- TEXTO FUENTE -
El nacimiento de un imperio

Tras repartirse el mundo entre los tres triunviratos, Octavio fue consolidando su poder desde Occidente, mientras Marco Antonio desde Oriente caía en los brazos de Cleopatra y fraguaba su propia destrucción política. Lépido, por su parte, se limitó a echarse a un lado. En el año 31 a.C, Octavio se vio libre de rivales políticos tras derrotar y forzar la muerte de Marco Antonio, al que primero había desacreditado con una agresiva campaña propagandística. Augusto convenció a Cleopatra para que se suicidara y eliminó de la ecuación a Cesarión, supuestamente el hijo que la egipcia tuvo con Julio César, pero en general permitió a muchos de los seguidores romanos de Marco Antonio regresar a Roma sin castigo. Mostró clemencia como prueba de un nuevo tiempo.

- TAREA PROPUESTA 1 -
Recopila todas las líneas de las filas que contienen la palabra "Carbón".
El texto sobre el nacimiento de un imperio y las filas no guardan relación entre sí.

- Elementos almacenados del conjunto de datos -
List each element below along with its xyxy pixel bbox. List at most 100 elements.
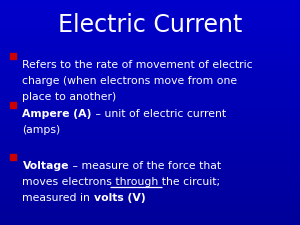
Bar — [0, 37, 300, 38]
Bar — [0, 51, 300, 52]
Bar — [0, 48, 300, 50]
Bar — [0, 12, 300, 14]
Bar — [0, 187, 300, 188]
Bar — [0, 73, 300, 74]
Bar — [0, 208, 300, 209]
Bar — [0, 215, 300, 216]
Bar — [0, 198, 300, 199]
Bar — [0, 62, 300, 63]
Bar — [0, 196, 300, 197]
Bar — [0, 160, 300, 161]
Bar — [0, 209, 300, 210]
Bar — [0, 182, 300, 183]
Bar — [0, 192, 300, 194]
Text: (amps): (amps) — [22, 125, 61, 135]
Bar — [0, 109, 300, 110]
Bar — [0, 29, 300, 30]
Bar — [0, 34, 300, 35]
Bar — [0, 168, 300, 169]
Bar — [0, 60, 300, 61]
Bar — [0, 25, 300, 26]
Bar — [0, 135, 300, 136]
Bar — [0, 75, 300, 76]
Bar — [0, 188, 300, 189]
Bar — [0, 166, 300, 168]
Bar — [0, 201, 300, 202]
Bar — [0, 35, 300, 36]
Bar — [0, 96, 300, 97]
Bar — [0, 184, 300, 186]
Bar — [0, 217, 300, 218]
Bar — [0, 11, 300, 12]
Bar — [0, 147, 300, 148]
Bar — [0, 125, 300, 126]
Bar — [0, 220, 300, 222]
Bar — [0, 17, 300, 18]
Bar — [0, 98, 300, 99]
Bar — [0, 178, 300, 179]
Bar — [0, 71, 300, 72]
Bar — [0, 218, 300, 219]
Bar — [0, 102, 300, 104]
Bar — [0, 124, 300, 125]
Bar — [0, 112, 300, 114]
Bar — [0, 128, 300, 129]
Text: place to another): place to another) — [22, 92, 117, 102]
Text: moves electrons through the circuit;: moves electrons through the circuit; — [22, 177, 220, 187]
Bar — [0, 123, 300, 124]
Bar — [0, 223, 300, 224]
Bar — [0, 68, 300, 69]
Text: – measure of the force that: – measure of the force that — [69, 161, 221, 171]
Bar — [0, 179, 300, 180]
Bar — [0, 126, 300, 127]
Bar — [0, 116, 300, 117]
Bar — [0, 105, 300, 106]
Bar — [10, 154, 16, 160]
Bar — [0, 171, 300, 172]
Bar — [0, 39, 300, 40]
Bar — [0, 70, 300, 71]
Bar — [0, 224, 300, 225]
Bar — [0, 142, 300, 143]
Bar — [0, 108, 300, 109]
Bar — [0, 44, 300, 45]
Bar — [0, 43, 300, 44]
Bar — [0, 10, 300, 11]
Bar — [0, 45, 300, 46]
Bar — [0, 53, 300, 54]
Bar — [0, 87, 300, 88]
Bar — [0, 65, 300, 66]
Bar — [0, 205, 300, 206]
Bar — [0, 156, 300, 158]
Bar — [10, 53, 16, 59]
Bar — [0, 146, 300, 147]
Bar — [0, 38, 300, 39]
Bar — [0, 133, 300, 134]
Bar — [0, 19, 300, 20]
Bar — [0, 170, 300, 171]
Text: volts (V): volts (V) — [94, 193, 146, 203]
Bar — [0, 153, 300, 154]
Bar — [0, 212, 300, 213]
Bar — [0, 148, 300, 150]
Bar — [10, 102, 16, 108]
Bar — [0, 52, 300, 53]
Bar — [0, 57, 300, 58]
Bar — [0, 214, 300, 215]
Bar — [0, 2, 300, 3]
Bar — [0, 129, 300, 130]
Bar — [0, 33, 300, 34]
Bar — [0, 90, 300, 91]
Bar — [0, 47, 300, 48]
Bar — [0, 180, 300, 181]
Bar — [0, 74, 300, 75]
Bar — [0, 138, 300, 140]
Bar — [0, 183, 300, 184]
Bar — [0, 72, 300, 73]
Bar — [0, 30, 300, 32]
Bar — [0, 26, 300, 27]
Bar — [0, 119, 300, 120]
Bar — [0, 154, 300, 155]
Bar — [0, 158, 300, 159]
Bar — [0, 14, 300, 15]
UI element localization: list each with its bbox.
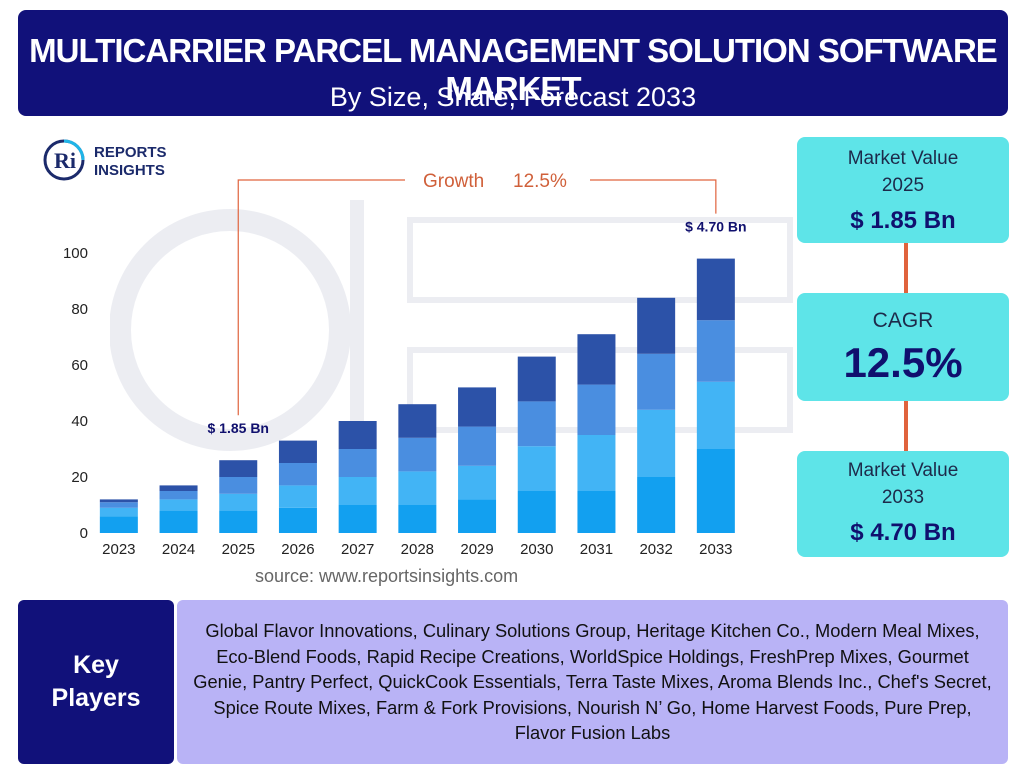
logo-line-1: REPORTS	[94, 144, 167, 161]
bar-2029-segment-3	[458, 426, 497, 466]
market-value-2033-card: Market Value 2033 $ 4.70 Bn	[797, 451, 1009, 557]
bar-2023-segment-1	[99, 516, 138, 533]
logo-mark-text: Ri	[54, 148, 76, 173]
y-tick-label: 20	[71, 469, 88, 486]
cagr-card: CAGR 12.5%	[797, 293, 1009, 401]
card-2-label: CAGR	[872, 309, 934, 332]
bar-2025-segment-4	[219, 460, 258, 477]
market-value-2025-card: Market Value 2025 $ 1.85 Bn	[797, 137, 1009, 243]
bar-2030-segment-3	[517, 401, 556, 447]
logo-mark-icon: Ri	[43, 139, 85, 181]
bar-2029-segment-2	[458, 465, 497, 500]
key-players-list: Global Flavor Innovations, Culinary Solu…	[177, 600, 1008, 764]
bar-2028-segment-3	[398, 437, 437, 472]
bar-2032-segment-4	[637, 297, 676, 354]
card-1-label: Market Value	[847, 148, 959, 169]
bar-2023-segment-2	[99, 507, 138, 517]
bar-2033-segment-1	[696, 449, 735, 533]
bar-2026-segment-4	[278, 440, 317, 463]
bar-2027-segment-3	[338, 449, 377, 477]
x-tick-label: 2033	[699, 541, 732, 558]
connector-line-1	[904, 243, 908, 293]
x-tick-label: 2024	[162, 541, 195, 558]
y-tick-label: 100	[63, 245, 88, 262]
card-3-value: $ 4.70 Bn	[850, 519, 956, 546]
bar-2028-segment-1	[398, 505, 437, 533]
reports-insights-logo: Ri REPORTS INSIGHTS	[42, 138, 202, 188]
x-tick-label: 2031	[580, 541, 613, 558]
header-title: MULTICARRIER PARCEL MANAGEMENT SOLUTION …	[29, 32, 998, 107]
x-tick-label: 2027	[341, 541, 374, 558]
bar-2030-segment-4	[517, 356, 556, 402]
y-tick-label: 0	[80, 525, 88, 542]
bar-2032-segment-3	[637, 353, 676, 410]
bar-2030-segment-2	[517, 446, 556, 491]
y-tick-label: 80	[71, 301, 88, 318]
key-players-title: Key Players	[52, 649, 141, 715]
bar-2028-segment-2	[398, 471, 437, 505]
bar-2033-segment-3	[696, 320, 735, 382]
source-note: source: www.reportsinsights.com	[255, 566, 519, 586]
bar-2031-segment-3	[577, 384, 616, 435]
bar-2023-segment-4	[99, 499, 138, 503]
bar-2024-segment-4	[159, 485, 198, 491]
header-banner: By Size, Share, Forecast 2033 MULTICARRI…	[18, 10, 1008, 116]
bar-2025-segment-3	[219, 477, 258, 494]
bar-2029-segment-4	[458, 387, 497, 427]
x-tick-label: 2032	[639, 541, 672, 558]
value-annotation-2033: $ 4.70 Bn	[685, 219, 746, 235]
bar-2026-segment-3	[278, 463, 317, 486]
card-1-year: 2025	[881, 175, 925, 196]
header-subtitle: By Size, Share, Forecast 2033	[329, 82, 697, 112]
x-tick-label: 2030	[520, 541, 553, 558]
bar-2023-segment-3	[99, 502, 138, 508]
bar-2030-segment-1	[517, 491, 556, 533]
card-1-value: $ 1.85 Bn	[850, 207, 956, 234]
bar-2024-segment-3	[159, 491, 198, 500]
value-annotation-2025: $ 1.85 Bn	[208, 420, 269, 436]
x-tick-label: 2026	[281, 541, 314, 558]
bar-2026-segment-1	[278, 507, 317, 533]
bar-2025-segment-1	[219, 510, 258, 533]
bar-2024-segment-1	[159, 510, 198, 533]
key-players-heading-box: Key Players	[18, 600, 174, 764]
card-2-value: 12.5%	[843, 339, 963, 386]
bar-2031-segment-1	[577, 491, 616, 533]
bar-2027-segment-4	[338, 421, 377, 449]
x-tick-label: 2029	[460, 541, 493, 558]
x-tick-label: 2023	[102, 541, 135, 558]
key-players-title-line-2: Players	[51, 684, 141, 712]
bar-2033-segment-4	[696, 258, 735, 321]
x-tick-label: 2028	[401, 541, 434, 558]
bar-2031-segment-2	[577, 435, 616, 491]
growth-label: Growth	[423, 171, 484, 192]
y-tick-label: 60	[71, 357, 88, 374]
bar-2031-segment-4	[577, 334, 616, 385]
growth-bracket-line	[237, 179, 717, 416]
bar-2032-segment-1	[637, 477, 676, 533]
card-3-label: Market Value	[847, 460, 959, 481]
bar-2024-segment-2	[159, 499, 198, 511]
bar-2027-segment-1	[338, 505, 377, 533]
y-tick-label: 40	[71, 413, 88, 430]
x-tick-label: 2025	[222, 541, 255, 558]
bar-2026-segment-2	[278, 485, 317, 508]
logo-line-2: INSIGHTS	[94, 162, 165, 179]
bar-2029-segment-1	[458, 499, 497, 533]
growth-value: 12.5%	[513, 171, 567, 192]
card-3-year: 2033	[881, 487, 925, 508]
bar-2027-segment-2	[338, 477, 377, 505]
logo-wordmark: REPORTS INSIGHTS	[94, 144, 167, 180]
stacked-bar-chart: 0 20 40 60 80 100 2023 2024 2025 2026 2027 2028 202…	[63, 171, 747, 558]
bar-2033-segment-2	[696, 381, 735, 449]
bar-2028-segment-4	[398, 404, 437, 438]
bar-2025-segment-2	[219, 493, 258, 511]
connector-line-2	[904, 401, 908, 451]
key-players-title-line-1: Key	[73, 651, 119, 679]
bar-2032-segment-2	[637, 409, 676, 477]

* * *

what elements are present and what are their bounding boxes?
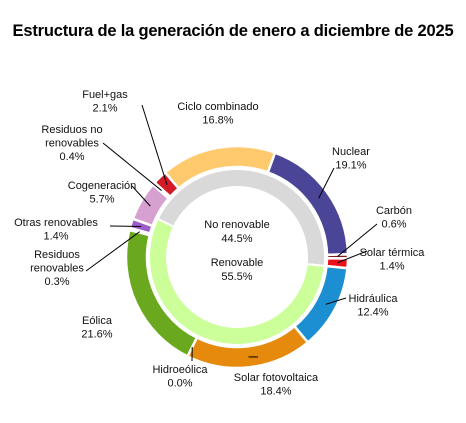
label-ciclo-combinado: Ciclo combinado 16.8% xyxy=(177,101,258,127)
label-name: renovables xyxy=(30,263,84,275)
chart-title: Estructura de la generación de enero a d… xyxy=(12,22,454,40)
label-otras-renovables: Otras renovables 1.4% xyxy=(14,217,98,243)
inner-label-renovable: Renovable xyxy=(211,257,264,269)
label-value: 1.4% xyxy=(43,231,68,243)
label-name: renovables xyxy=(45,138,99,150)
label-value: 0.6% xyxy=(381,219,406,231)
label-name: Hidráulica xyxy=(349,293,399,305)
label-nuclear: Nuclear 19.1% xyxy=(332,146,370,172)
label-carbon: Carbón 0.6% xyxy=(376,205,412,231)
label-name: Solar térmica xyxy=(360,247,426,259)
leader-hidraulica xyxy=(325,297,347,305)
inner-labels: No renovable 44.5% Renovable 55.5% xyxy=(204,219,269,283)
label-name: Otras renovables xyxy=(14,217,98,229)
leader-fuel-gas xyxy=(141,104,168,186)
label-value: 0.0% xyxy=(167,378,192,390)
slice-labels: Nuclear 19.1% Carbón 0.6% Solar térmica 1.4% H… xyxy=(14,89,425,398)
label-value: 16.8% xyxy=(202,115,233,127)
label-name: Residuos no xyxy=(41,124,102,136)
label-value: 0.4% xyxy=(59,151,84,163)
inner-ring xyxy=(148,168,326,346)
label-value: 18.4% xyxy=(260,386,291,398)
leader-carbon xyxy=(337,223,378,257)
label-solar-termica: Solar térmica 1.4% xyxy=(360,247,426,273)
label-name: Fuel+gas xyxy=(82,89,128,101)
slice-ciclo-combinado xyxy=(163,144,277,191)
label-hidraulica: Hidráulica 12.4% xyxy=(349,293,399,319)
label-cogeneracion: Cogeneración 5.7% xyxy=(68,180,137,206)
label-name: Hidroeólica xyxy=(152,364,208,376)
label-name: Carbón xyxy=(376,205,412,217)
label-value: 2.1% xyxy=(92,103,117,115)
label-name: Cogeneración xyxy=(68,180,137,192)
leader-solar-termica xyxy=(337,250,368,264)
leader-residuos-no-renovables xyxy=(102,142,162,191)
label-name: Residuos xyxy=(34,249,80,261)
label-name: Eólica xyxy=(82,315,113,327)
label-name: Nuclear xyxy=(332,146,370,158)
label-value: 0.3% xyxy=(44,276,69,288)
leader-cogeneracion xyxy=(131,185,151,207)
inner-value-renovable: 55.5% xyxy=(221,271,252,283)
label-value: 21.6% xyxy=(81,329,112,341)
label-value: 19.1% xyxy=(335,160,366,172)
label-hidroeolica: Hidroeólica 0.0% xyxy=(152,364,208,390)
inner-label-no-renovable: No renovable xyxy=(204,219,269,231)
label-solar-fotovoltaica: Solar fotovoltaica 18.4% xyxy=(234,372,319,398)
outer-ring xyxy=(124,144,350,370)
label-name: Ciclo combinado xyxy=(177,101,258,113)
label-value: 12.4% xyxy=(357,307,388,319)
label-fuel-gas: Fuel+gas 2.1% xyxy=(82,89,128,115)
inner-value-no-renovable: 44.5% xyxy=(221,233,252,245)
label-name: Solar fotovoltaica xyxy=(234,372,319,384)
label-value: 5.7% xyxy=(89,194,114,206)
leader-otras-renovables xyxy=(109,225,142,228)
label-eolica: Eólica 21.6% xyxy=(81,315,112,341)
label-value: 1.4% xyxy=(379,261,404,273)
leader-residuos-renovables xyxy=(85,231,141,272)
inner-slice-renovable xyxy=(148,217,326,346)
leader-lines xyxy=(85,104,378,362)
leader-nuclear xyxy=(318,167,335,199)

---

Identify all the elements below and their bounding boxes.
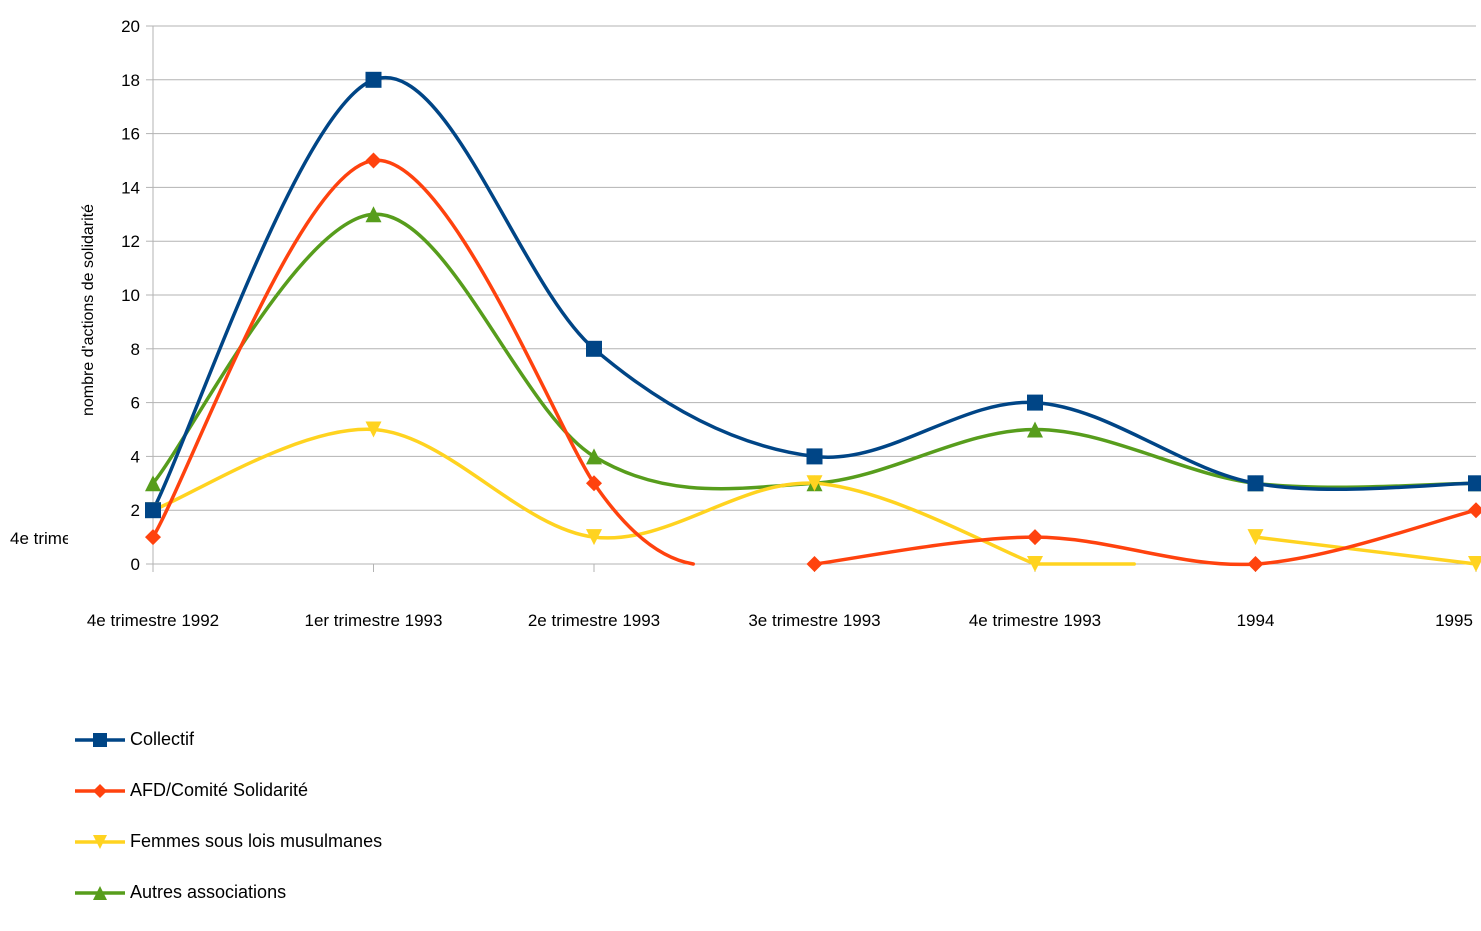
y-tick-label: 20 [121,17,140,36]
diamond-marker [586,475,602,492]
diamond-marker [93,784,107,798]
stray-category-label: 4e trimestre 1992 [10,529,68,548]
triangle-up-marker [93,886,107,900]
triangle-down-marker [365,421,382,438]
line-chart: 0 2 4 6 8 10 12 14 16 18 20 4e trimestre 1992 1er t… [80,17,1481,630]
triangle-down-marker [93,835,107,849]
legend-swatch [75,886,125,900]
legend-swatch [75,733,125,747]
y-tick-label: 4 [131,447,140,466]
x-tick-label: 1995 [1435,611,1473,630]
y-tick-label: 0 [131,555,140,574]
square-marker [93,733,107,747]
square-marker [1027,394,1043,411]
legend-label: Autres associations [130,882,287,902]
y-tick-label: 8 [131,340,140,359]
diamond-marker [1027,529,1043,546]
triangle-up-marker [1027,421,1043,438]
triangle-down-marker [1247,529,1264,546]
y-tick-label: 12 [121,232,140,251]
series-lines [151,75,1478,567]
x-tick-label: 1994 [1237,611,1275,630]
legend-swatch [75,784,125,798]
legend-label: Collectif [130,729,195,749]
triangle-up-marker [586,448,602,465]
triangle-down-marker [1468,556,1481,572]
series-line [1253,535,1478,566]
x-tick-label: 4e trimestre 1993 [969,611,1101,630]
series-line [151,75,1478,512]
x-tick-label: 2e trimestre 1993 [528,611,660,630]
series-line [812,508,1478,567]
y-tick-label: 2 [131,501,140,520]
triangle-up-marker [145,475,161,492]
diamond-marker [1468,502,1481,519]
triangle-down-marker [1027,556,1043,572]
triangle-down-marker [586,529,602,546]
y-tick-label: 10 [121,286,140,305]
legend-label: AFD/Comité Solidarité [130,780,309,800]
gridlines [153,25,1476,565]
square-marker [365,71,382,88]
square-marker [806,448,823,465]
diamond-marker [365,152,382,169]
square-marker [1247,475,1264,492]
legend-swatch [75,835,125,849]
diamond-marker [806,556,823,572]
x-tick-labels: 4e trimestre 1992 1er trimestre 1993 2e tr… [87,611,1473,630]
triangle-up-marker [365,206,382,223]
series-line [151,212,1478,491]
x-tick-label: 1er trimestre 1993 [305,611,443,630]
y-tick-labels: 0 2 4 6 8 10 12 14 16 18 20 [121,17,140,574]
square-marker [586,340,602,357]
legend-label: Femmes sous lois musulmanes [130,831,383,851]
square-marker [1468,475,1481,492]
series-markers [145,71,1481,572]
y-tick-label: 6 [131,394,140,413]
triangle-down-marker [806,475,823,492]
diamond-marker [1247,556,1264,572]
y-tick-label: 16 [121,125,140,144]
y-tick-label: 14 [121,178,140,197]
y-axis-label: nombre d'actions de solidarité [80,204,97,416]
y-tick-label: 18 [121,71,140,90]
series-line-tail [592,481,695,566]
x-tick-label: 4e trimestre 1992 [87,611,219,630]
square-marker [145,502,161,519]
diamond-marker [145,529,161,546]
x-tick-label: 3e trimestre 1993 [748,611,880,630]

- TAREA PROPUESTA 2 -
Transcribe sin cambios, del texto sobre el nacimiento de un imperio, el tramo que va desde "Tras repartirse el" hasta "un nuevo tiempo.".

- RESULTADO DEL EJERCICIO 1 -
label-carbon: Carbón 0.6% xyxy=(376,205,412,231)
slice-labels: Nuclear 19.1% Carbón 0.6% Solar térmica 1.4% H… xyxy=(14,89,425,398)
label-name: Carbón xyxy=(376,205,412,217)

- RESULTADO DEL EJERCICIO 2 -
Tras repartirse el mundo entre los tres triunviratos, Octavio fue consolidando su poder desde Occidente, mientras Marco Antonio desde Oriente caía en los brazos de Cleopatra y fraguaba su propia destrucción política. Lépido, por su parte, se limitó a echarse a un lado. En el año 31 a.C, Octavio se vio libre de rivales políticos tras derrotar y forzar la muerte de Marco Antonio, al que primero había desacreditado con una agresiva campaña propagandística. Augusto convenció a Cleopatra para que se suicidara y eliminó de la ecuación a Cesarión, supuestamente el hijo que la egipcia tuvo con Julio César, pero en general permitió a muchos de los seguidores romanos de Marco Antonio regresar a Roma sin castigo. Mostró clemencia como prueba de un nuevo tiempo.